* Task statement
Reproduce the material in full, exactly as written.

* Task material
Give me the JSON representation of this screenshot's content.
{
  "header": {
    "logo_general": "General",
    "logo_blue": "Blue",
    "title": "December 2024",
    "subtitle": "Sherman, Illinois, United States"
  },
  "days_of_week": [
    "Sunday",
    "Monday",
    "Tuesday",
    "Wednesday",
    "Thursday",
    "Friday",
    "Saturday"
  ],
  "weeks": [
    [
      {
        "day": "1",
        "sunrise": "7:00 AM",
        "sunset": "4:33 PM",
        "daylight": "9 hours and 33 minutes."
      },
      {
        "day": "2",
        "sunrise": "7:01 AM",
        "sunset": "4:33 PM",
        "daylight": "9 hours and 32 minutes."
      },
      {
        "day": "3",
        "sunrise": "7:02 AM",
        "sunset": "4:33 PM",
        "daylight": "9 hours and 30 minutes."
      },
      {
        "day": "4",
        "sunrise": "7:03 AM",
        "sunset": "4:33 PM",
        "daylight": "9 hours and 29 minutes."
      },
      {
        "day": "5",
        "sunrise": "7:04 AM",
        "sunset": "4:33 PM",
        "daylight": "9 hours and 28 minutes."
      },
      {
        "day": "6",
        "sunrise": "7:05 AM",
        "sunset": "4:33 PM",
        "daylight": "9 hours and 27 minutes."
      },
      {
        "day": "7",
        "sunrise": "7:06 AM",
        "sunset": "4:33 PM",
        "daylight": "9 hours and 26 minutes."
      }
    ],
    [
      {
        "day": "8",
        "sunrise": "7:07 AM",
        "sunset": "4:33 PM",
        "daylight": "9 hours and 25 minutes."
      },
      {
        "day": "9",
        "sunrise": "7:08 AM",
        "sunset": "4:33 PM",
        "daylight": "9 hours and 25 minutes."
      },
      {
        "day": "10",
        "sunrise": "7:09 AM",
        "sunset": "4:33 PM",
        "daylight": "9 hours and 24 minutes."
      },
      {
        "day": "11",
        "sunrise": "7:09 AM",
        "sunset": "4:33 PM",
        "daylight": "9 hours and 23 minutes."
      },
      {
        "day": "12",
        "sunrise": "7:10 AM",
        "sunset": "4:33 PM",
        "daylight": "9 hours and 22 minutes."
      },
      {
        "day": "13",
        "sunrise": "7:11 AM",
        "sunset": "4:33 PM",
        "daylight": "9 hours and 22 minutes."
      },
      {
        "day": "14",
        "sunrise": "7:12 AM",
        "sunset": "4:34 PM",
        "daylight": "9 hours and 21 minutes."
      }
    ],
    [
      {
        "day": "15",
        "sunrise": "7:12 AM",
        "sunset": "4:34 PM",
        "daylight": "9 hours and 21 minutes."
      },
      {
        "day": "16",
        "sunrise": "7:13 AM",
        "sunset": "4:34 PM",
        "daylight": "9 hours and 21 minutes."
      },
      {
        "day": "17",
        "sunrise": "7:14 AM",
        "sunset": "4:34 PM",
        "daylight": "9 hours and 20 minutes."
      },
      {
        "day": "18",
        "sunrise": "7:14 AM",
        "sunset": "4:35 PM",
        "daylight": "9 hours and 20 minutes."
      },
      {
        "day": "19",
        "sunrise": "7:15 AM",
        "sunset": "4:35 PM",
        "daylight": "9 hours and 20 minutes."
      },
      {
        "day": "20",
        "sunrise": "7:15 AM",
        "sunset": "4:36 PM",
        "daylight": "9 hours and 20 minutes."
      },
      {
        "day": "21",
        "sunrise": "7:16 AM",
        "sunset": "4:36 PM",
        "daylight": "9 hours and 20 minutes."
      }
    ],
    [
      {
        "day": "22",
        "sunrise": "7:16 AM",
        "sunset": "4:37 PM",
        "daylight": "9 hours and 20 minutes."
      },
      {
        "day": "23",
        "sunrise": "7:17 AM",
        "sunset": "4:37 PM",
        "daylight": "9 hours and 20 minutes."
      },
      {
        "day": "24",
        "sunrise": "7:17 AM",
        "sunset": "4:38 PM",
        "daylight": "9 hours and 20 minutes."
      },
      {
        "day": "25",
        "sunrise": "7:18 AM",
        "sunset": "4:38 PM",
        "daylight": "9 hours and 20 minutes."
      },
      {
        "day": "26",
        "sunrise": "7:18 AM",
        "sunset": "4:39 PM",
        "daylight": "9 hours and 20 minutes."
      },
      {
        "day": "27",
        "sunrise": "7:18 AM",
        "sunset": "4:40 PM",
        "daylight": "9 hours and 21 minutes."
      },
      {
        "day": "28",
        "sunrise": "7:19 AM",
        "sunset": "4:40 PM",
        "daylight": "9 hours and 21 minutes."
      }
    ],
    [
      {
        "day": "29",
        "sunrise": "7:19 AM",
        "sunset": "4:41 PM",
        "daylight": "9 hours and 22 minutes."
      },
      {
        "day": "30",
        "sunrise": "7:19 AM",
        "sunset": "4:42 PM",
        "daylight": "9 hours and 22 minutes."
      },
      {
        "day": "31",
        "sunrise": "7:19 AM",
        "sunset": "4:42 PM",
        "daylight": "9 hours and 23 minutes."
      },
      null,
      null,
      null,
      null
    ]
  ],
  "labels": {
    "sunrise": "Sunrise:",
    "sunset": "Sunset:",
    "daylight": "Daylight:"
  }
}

* Complete answer
Give me the JSON representation of this screenshot's content.
{
  "header": {
    "logo_general": "General",
    "logo_blue": "Blue",
    "title": "December 2024",
    "subtitle": "Sherman, Illinois, United States"
  },
  "days_of_week": [
    "Sunday",
    "Monday",
    "Tuesday",
    "Wednesday",
    "Thursday",
    "Friday",
    "Saturday"
  ],
  "weeks": [
    [
      {
        "day": "1",
        "sunrise": "7:00 AM",
        "sunset": "4:33 PM",
        "daylight": "9 hours and 33 minutes."
      },
      {
        "day": "2",
        "sunrise": "7:01 AM",
        "sunset": "4:33 PM",
        "daylight": "9 hours and 32 minutes."
      },
      {
        "day": "3",
        "sunrise": "7:02 AM",
        "sunset": "4:33 PM",
        "daylight": "9 hours and 30 minutes."
      },
      {
        "day": "4",
        "sunrise": "7:03 AM",
        "sunset": "4:33 PM",
        "daylight": "9 hours and 29 minutes."
      },
      {
        "day": "5",
        "sunrise": "7:04 AM",
        "sunset": "4:33 PM",
        "daylight": "9 hours and 28 minutes."
      },
      {
        "day": "6",
        "sunrise": "7:05 AM",
        "sunset": "4:33 PM",
        "daylight": "9 hours and 27 minutes."
      },
      {
        "day": "7",
        "sunrise": "7:06 AM",
        "sunset": "4:33 PM",
        "daylight": "9 hours and 26 minutes."
      }
    ],
    [
      {
        "day": "8",
        "sunrise": "7:07 AM",
        "sunset": "4:33 PM",
        "daylight": "9 hours and 25 minutes."
      },
      {
        "day": "9",
        "sunrise": "7:08 AM",
        "sunset": "4:33 PM",
        "daylight": "9 hours and 25 minutes."
      },
      {
        "day": "10",
        "sunrise": "7:09 AM",
        "sunset": "4:33 PM",
        "daylight": "9 hours and 24 minutes."
      },
      {
        "day": "11",
        "sunrise": "7:09 AM",
        "sunset": "4:33 PM",
        "daylight": "9 hours and 23 minutes."
      },
      {
        "day": "12",
        "sunrise": "7:10 AM",
        "sunset": "4:33 PM",
        "daylight": "9 hours and 22 minutes."
      },
      {
        "day": "13",
        "sunrise": "7:11 AM",
        "sunset": "4:33 PM",
        "daylight": "9 hours and 22 minutes."
      },
      {
        "day": "14",
        "sunrise": "7:12 AM",
        "sunset": "4:34 PM",
        "daylight": "9 hours and 21 minutes."
      }
    ],
    [
      {
        "day": "15",
        "sunrise": "7:12 AM",
        "sunset": "4:34 PM",
        "daylight": "9 hours and 21 minutes."
      },
      {
        "day": "16",
        "sunrise": "7:13 AM",
        "sunset": "4:34 PM",
        "daylight": "9 hours and 21 minutes."
      },
      {
        "day": "17",
        "sunrise": "7:14 AM",
        "sunset": "4:34 PM",
        "daylight": "9 hours and 20 minutes."
      },
      {
        "day": "18",
        "sunrise": "7:14 AM",
        "sunset": "4:35 PM",
        "daylight": "9 hours and 20 minutes."
      },
      {
        "day": "19",
        "sunrise": "7:15 AM",
        "sunset": "4:35 PM",
        "daylight": "9 hours and 20 minutes."
      },
      {
        "day": "20",
        "sunrise": "7:15 AM",
        "sunset": "4:36 PM",
        "daylight": "9 hours and 20 minutes."
      },
      {
        "day": "21",
        "sunrise": "7:16 AM",
        "sunset": "4:36 PM",
        "daylight": "9 hours and 20 minutes."
      }
    ],
    [
      {
        "day": "22",
        "sunrise": "7:16 AM",
        "sunset": "4:37 PM",
        "daylight": "9 hours and 20 minutes."
      },
      {
        "day": "23",
        "sunrise": "7:17 AM",
        "sunset": "4:37 PM",
        "daylight": "9 hours and 20 minutes."
      },
      {
        "day": "24",
        "sunrise": "7:17 AM",
        "sunset": "4:38 PM",
        "daylight": "9 hours and 20 minutes."
      },
      {
        "day": "25",
        "sunrise": "7:18 AM",
        "sunset": "4:38 PM",
        "daylight": "9 hours and 20 minutes."
      },
      {
        "day": "26",
        "sunrise": "7:18 AM",
        "sunset": "4:39 PM",
        "daylight": "9 hours and 20 minutes."
      },
      {
        "day": "27",
        "sunrise": "7:18 AM",
        "sunset": "4:40 PM",
        "daylight": "9 hours and 21 minutes."
      },
      {
        "day": "28",
        "sunrise": "7:19 AM",
        "sunset": "4:40 PM",
        "daylight": "9 hours and 21 minutes."
      }
    ],
    [
      {
        "day": "29",
        "sunrise": "7:19 AM",
        "sunset": "4:41 PM",
        "daylight": "9 hours and 22 minutes."
      },
      {
        "day": "30",
        "sunrise": "7:19 AM",
        "sunset": "4:42 PM",
        "daylight": "9 hours and 22 minutes."
      },
      {
        "day": "31",
        "sunrise": "7:19 AM",
        "sunset": "4:42 PM",
        "daylight": "9 hours and 23 minutes."
      },
      null,
      null,
      null,
      null
    ]
  ],
  "labels": {
    "sunrise": "Sunrise:",
    "sunset": "Sunset:",
    "daylight": "Daylight:"
  }
}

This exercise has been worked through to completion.